* _Task goal_
Note how many lines include the word "Read", and give that number by itself.

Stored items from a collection

◆ ◆ ◆ ◆ ◆

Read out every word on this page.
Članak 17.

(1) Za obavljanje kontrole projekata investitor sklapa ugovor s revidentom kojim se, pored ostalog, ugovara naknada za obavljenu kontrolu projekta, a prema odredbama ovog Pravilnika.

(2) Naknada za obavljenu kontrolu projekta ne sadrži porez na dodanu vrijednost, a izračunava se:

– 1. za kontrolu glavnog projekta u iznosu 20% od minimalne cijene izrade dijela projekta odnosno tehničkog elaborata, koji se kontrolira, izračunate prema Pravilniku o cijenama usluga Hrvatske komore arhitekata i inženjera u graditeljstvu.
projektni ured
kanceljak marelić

◆ ◆ ◆ ◆ ◆

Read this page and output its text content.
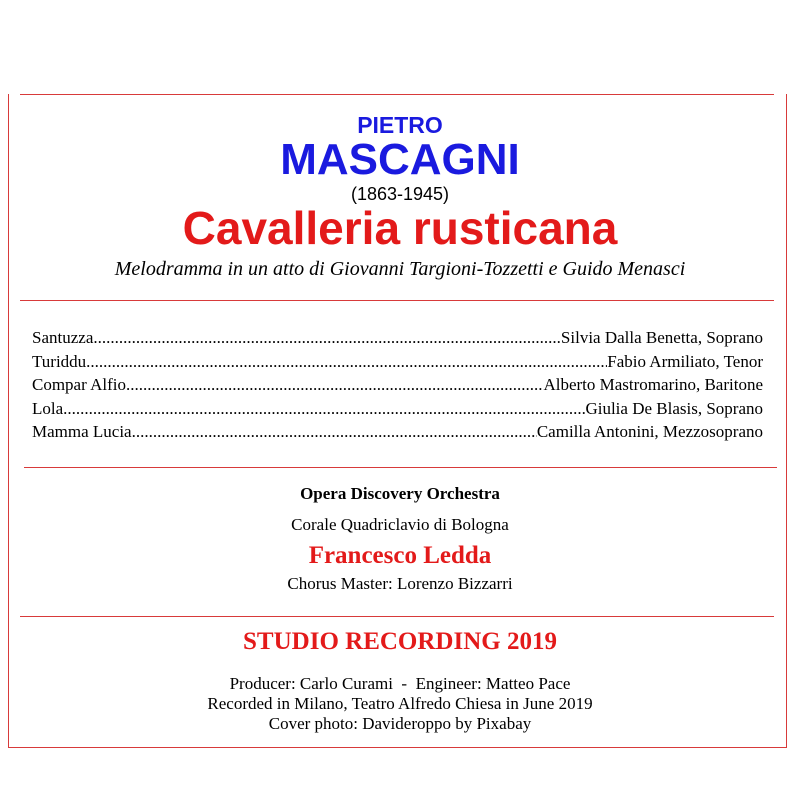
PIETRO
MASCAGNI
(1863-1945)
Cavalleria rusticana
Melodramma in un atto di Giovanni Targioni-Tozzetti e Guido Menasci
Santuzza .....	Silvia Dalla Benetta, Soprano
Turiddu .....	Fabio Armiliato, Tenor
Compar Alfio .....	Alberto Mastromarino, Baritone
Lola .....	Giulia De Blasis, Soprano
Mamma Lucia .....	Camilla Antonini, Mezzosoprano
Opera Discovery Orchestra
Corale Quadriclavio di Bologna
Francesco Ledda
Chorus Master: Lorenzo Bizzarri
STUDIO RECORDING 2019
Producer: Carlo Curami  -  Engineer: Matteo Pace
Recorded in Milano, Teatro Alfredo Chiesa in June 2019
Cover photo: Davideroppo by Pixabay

◆ ◆ ◆ ◆ ◆

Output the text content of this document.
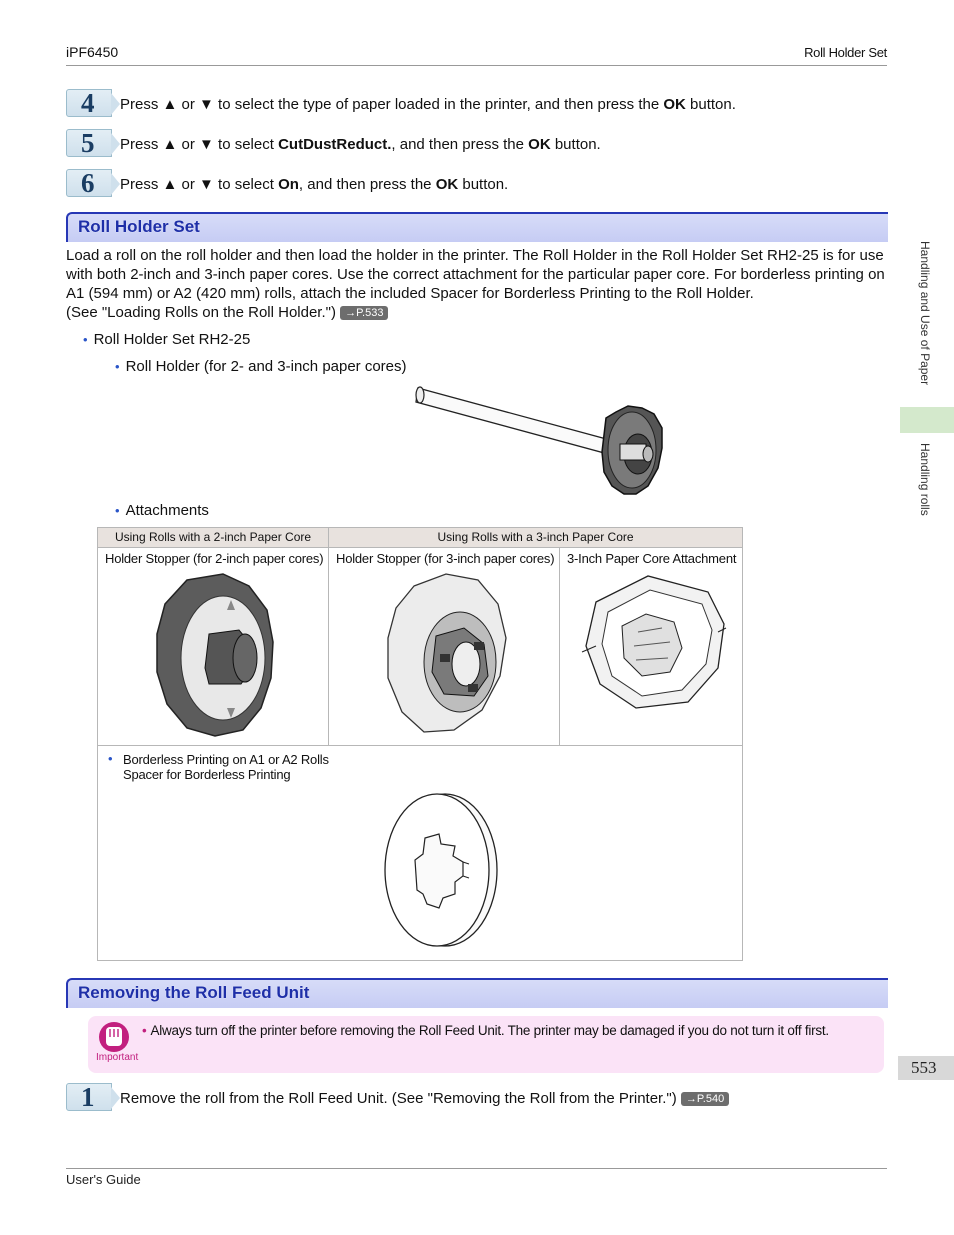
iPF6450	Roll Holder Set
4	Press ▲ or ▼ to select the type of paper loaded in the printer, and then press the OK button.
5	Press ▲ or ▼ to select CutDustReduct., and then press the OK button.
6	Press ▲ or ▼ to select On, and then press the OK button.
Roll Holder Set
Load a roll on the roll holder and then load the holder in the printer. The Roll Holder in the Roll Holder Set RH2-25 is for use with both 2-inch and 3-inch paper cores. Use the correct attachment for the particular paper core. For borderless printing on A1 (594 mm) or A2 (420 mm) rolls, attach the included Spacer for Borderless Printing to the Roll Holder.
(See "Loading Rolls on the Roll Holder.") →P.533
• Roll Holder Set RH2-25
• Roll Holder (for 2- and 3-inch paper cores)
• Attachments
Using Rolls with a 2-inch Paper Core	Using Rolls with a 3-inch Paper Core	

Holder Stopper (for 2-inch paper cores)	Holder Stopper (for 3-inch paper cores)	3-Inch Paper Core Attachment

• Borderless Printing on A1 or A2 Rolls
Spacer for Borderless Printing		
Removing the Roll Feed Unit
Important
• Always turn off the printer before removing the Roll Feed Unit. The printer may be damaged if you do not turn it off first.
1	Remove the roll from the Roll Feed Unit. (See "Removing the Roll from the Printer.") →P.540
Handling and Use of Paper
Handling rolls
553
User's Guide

◆ ◆ ◆ ◆ ◆

* _Answer for this exercise_
2